[Items listed in a dataset]

┄┄┄┄┄┄┄┄┄┄

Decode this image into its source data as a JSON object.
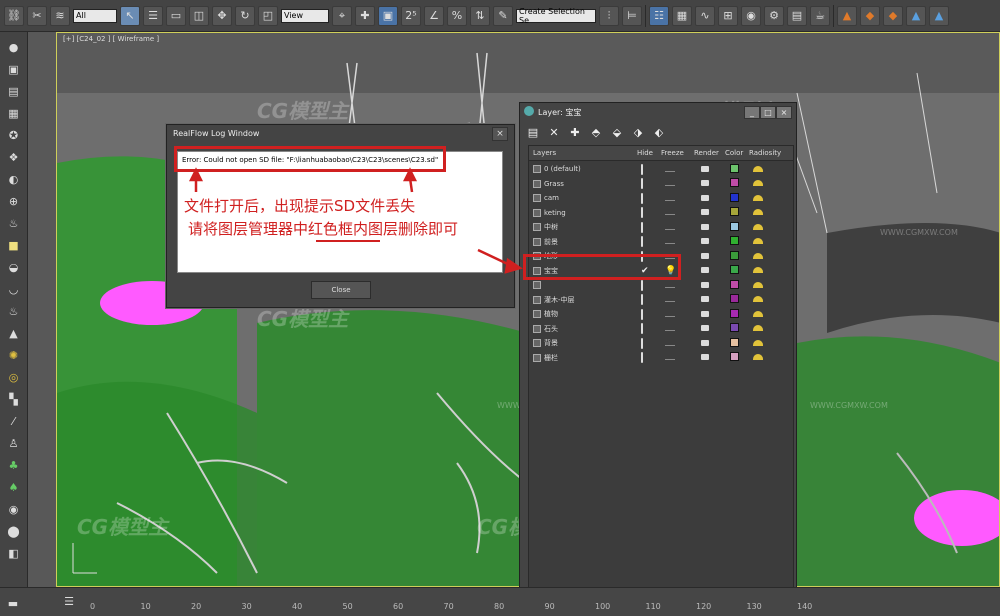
{
  "toolbar": {
    "selection_filter": "All",
    "reference_coord": "View",
    "named_selection": "Create Selection Se"
  },
  "viewport": {
    "label": "[+] [C24_02 ] [ Wireframe ]"
  },
  "realflow": {
    "title": "RealFlow Log Window",
    "error_text": "Error: Could not open SD file: \"F:\\lianhuabaobao\\C23\\C23\\scenes\\C23.sd\"",
    "close_label": "Close"
  },
  "layer_window": {
    "title": "Layer: 宝宝",
    "headers": {
      "layers": "Layers",
      "hide": "Hide",
      "freeze": "Freeze",
      "render": "Render",
      "color": "Color",
      "radiosity": "Radiosity"
    },
    "rows": [
      {
        "name": "0 (default)",
        "color": "#6cc26c"
      },
      {
        "name": "Grass",
        "color": "#c04ca8"
      },
      {
        "name": "cam",
        "color": "#2233cc"
      },
      {
        "name": "keting",
        "color": "#a6a63a"
      },
      {
        "name": "中树",
        "color": "#9ac7e0"
      },
      {
        "name": "前景",
        "color": "#30b030"
      },
      {
        "name": "地形",
        "color": "#3a9a3a"
      },
      {
        "name": "宝宝",
        "color": "#3aa84a",
        "current": true
      },
      {
        "name": "",
        "color": "#c04ca8"
      },
      {
        "name": "灌木-中层",
        "color": "#9a2a9a"
      },
      {
        "name": "植物",
        "color": "#a62ab0"
      },
      {
        "name": "石头",
        "color": "#7a4ab0"
      },
      {
        "name": "背景",
        "color": "#e6c0a0"
      },
      {
        "name": "栅栏",
        "color": "#d6a0c0"
      }
    ]
  },
  "annotation": {
    "line1": "文件打开后，出现提示SD文件丢失",
    "line2": "请将图层管理器中红色框内图层删除即可"
  },
  "watermark": {
    "brand": "CG模型主",
    "url": "WWW.CGMXW.COM"
  },
  "timeline": {
    "ticks": [
      "0",
      "10",
      "20",
      "30",
      "40",
      "50",
      "60",
      "70",
      "80",
      "90",
      "100",
      "110",
      "120",
      "130",
      "140"
    ]
  },
  "colors": {
    "annotation_red": "#d02020",
    "viewport_border": "#cfcf5a",
    "grass_green": "#2f9a2f",
    "magenta": "#ff5aff"
  }
}
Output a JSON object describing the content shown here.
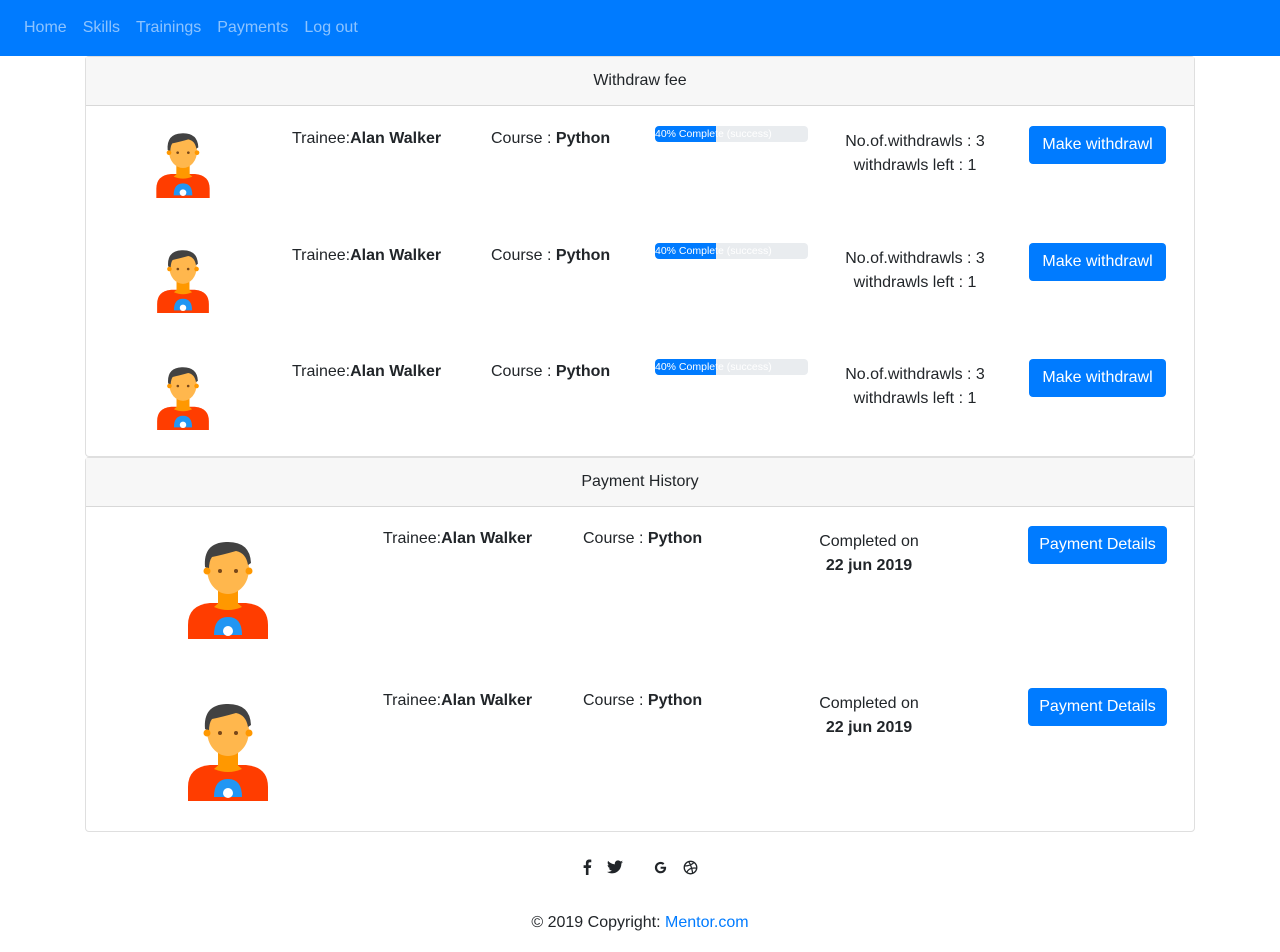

┄┄┄┄┄┄┄┄┄┄

Extract from the data every line where "object" shows up.

Decode this image into its source data as a JSON object.
Output a JSON object describing the content shown here.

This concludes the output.